▶ WHAT THIS TASK INVOLVES
Using the material below, copy every line where "ylabel" appears.

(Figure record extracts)
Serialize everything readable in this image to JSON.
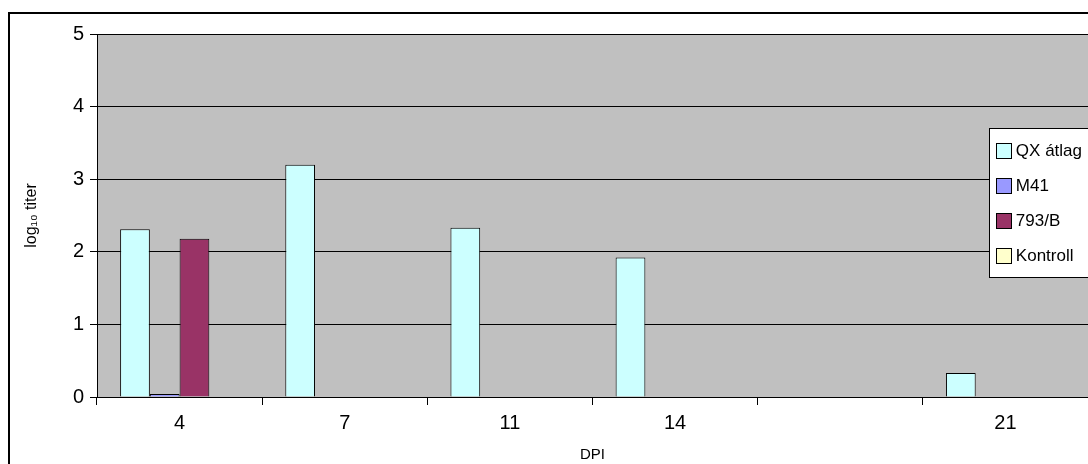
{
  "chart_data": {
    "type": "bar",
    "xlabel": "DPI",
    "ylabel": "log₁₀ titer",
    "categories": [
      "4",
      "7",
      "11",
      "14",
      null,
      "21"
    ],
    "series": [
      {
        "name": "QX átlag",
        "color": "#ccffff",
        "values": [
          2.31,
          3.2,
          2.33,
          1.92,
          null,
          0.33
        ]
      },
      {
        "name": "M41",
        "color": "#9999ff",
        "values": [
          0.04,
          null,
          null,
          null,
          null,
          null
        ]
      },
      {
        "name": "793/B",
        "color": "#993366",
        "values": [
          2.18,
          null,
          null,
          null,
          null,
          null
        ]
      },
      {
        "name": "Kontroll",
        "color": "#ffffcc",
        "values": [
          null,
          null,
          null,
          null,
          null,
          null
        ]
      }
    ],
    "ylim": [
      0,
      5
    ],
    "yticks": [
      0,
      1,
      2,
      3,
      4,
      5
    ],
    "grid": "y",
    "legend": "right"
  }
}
---
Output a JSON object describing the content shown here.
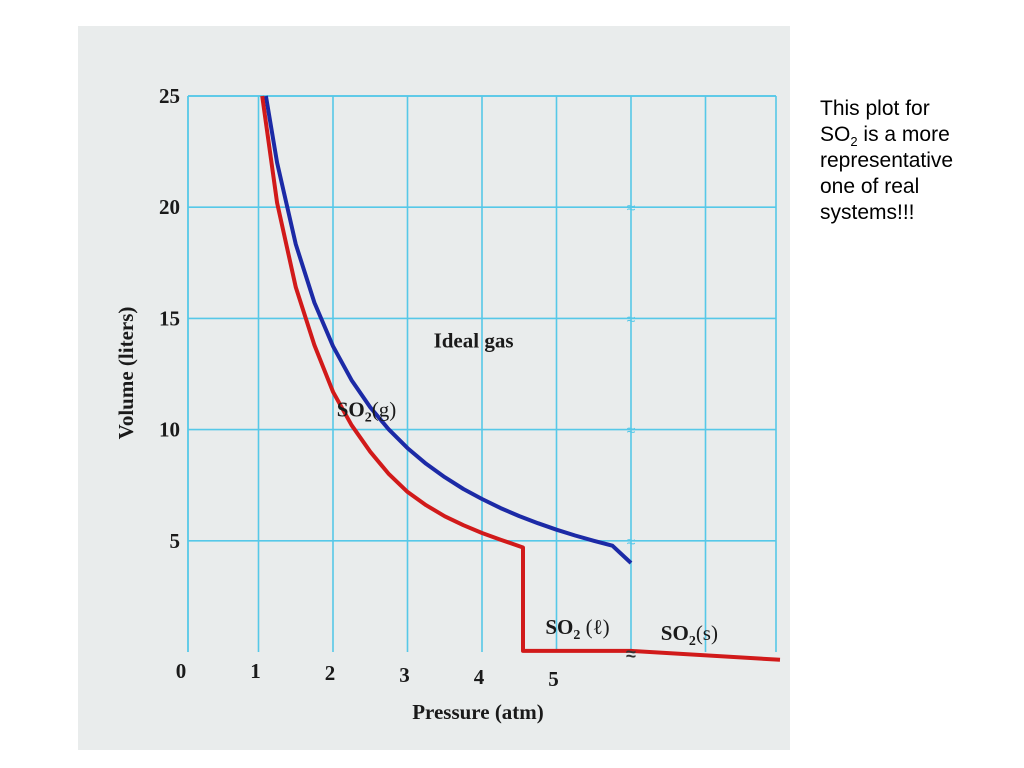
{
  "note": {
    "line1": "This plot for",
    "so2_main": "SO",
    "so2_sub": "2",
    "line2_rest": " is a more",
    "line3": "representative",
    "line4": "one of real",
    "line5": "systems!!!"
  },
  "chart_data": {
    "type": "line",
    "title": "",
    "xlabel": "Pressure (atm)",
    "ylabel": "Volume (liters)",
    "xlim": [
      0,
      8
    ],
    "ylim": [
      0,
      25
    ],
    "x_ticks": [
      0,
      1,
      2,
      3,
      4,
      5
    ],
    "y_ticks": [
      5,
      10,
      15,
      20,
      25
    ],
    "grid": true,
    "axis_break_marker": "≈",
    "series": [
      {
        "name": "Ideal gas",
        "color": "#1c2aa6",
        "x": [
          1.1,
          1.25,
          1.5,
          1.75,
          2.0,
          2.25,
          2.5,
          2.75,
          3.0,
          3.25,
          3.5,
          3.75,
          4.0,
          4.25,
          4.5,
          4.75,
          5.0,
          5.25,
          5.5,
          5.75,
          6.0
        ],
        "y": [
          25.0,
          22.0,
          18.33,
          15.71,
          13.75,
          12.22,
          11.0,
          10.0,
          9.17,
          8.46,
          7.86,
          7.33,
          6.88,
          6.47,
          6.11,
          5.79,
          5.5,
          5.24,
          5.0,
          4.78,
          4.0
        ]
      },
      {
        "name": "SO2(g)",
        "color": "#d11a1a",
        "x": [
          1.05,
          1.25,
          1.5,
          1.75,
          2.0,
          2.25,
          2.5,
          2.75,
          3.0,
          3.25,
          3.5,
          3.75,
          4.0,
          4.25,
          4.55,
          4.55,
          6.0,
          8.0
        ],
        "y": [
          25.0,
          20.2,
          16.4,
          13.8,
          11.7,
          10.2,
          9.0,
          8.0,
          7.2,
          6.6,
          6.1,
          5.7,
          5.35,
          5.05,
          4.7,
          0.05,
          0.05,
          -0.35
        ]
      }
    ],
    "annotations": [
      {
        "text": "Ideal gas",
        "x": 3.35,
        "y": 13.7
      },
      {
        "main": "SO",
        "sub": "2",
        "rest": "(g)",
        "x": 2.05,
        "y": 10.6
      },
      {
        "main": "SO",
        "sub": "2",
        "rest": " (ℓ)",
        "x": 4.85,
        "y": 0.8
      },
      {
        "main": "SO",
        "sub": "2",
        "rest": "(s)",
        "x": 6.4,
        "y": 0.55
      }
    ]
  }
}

▶ THE OUTPUT
    "ylabel": "log₁₀ titer",
    "ylabel": "Volume (liters)",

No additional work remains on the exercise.